**Exercise material**
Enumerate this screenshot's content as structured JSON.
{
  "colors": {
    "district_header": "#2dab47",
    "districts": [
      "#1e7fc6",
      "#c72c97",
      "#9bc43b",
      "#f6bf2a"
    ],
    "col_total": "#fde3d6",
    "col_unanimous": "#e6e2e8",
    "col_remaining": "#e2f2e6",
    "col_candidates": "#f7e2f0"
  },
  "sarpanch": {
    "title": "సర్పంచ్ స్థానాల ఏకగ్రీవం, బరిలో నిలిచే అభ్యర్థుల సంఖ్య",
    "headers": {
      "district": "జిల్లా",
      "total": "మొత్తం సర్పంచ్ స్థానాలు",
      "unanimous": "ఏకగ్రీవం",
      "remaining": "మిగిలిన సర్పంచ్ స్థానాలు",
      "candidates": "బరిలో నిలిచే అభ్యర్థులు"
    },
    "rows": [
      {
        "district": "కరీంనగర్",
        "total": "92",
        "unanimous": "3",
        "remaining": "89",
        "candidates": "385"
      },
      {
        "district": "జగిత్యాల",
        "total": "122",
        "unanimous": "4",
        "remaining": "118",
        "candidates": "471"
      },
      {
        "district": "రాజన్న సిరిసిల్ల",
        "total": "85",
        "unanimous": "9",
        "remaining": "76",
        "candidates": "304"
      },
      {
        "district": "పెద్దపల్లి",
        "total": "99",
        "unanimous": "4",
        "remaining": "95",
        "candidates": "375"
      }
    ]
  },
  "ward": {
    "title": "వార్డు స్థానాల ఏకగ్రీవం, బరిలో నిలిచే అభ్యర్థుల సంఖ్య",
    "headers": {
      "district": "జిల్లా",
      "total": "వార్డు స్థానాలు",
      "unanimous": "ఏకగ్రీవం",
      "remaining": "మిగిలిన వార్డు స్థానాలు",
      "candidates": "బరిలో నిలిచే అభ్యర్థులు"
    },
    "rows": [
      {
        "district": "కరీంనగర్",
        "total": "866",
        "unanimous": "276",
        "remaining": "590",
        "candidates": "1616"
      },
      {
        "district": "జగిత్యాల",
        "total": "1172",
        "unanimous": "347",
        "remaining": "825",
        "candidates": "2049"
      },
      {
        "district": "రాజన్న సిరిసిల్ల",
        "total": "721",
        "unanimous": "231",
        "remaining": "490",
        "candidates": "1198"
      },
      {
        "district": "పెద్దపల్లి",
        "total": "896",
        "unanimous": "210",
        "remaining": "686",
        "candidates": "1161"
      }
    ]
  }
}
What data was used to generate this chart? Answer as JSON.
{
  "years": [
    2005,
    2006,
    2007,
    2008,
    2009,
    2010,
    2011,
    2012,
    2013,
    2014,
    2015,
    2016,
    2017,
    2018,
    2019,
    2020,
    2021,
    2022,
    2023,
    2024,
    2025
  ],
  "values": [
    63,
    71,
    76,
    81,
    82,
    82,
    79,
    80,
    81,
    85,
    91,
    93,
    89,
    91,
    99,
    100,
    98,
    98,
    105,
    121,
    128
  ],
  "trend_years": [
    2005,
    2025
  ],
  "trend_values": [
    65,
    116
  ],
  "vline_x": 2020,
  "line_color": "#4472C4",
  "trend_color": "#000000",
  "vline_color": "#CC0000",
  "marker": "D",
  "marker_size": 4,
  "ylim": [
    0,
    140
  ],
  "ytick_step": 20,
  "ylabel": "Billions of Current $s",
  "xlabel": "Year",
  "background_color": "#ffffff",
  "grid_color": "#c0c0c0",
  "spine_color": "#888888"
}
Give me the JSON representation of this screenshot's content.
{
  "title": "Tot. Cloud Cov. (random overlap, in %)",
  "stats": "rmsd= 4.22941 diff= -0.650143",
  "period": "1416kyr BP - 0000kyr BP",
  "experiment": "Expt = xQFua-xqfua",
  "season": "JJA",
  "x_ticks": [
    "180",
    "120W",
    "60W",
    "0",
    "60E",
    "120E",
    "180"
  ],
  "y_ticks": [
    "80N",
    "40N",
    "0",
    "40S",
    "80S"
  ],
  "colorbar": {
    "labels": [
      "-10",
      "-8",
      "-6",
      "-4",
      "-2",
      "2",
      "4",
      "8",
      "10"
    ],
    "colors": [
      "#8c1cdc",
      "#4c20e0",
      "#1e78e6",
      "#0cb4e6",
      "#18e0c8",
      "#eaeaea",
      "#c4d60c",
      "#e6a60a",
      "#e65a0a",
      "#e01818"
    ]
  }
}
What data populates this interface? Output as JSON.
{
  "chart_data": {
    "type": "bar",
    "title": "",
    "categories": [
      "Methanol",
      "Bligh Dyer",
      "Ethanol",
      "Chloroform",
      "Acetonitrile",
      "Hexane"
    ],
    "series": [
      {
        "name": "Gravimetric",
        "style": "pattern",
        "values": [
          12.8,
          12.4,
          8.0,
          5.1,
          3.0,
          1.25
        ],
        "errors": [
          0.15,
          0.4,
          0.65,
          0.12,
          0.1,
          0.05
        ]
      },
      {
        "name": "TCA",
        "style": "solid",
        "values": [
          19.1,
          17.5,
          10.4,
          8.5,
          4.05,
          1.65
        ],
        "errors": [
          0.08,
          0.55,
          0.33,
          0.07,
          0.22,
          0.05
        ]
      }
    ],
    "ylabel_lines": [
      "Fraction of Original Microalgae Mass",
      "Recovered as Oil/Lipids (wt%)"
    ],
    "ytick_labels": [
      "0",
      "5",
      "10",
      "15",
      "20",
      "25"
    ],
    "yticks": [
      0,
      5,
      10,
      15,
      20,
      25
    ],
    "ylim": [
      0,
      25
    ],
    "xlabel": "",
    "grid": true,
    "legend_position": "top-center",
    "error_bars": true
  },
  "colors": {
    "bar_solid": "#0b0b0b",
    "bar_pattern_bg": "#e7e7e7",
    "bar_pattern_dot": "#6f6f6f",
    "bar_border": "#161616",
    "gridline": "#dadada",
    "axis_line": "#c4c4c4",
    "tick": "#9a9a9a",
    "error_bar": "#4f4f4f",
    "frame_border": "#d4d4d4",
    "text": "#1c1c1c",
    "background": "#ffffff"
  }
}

**Given exercise**
Please set down the whole listing above without altering a single line.

**Task answer**
Enumerate this screenshot's content as structured JSON.
{
  "colors": {
    "district_header": "#2dab47",
    "districts": [
      "#1e7fc6",
      "#c72c97",
      "#9bc43b",
      "#f6bf2a"
    ],
    "col_total": "#fde3d6",
    "col_unanimous": "#e6e2e8",
    "col_remaining": "#e2f2e6",
    "col_candidates": "#f7e2f0"
  },
  "sarpanch": {
    "title": "సర్పంచ్ స్థానాల ఏకగ్రీవం, బరిలో నిలిచే అభ్యర్థుల సంఖ్య",
    "headers": {
      "district": "జిల్లా",
      "total": "మొత్తం సర్పంచ్ స్థానాలు",
      "unanimous": "ఏకగ్రీవం",
      "remaining": "మిగిలిన సర్పంచ్ స్థానాలు",
      "candidates": "బరిలో నిలిచే అభ్యర్థులు"
    },
    "rows": [
      {
        "district": "కరీంనగర్",
        "total": "92",
        "unanimous": "3",
        "remaining": "89",
        "candidates": "385"
      },
      {
        "district": "జగిత్యాల",
        "total": "122",
        "unanimous": "4",
        "remaining": "118",
        "candidates": "471"
      },
      {
        "district": "రాజన్న సిరిసిల్ల",
        "total": "85",
        "unanimous": "9",
        "remaining": "76",
        "candidates": "304"
      },
      {
        "district": "పెద్దపల్లి",
        "total": "99",
        "unanimous": "4",
        "remaining": "95",
        "candidates": "375"
      }
    ]
  },
  "ward": {
    "title": "వార్డు స్థానాల ఏకగ్రీవం, బరిలో నిలిచే అభ్యర్థుల సంఖ్య",
    "headers": {
      "district": "జిల్లా",
      "total": "వార్డు స్థానాలు",
      "unanimous": "ఏకగ్రీవం",
      "remaining": "మిగిలిన వార్డు స్థానాలు",
      "candidates": "బరిలో నిలిచే అభ్యర్థులు"
    },
    "rows": [
      {
        "district": "కరీంనగర్",
        "total": "866",
        "unanimous": "276",
        "remaining": "590",
        "candidates": "1616"
      },
      {
        "district": "జగిత్యాల",
        "total": "1172",
        "unanimous": "347",
        "remaining": "825",
        "candidates": "2049"
      },
      {
        "district": "రాజన్న సిరిసిల్ల",
        "total": "721",
        "unanimous": "231",
        "remaining": "490",
        "candidates": "1198"
      },
      {
        "district": "పెద్దపల్లి",
        "total": "896",
        "unanimous": "210",
        "remaining": "686",
        "candidates": "1161"
      }
    ]
  }
}
What data was used to generate this chart? Answer as JSON.
{
  "years": [
    2005,
    2006,
    2007,
    2008,
    2009,
    2010,
    2011,
    2012,
    2013,
    2014,
    2015,
    2016,
    2017,
    2018,
    2019,
    2020,
    2021,
    2022,
    2023,
    2024,
    2025
  ],
  "values": [
    63,
    71,
    76,
    81,
    82,
    82,
    79,
    80,
    81,
    85,
    91,
    93,
    89,
    91,
    99,
    100,
    98,
    98,
    105,
    121,
    128
  ],
  "trend_years": [
    2005,
    2025
  ],
  "trend_values": [
    65,
    116
  ],
  "vline_x": 2020,
  "line_color": "#4472C4",
  "trend_color": "#000000",
  "vline_color": "#CC0000",
  "marker": "D",
  "marker_size": 4,
  "ylim": [
    0,
    140
  ],
  "ytick_step": 20,
  "ylabel": "Billions of Current $s",
  "xlabel": "Year",
  "background_color": "#ffffff",
  "grid_color": "#c0c0c0",
  "spine_color": "#888888"
}
Give me the JSON representation of this screenshot's content.
{
  "title": "Tot. Cloud Cov. (random overlap, in %)",
  "stats": "rmsd= 4.22941 diff= -0.650143",
  "period": "1416kyr BP - 0000kyr BP",
  "experiment": "Expt = xQFua-xqfua",
  "season": "JJA",
  "x_ticks": [
    "180",
    "120W",
    "60W",
    "0",
    "60E",
    "120E",
    "180"
  ],
  "y_ticks": [
    "80N",
    "40N",
    "0",
    "40S",
    "80S"
  ],
  "colorbar": {
    "labels": [
      "-10",
      "-8",
      "-6",
      "-4",
      "-2",
      "2",
      "4",
      "8",
      "10"
    ],
    "colors": [
      "#8c1cdc",
      "#4c20e0",
      "#1e78e6",
      "#0cb4e6",
      "#18e0c8",
      "#eaeaea",
      "#c4d60c",
      "#e6a60a",
      "#e65a0a",
      "#e01818"
    ]
  }
}
What data populates this interface? Output as JSON.
{
  "chart_data": {
    "type": "bar",
    "title": "",
    "categories": [
      "Methanol",
      "Bligh Dyer",
      "Ethanol",
      "Chloroform",
      "Acetonitrile",
      "Hexane"
    ],
    "series": [
      {
        "name": "Gravimetric",
        "style": "pattern",
        "values": [
          12.8,
          12.4,
          8.0,
          5.1,
          3.0,
          1.25
        ],
        "errors": [
          0.15,
          0.4,
          0.65,
          0.12,
          0.1,
          0.05
        ]
      },
      {
        "name": "TCA",
        "style": "solid",
        "values": [
          19.1,
          17.5,
          10.4,
          8.5,
          4.05,
          1.65
        ],
        "errors": [
          0.08,
          0.55,
          0.33,
          0.07,
          0.22,
          0.05
        ]
      }
    ],
    "ylabel_lines": [
      "Fraction of Original Microalgae Mass",
      "Recovered as Oil/Lipids (wt%)"
    ],
    "ytick_labels": [
      "0",
      "5",
      "10",
      "15",
      "20",
      "25"
    ],
    "yticks": [
      0,
      5,
      10,
      15,
      20,
      25
    ],
    "ylim": [
      0,
      25
    ],
    "xlabel": "",
    "grid": true,
    "legend_position": "top-center",
    "error_bars": true
  },
  "colors": {
    "bar_solid": "#0b0b0b",
    "bar_pattern_bg": "#e7e7e7",
    "bar_pattern_dot": "#6f6f6f",
    "bar_border": "#161616",
    "gridline": "#dadada",
    "axis_line": "#c4c4c4",
    "tick": "#9a9a9a",
    "error_bar": "#4f4f4f",
    "frame_border": "#d4d4d4",
    "text": "#1c1c1c",
    "background": "#ffffff"
  }
}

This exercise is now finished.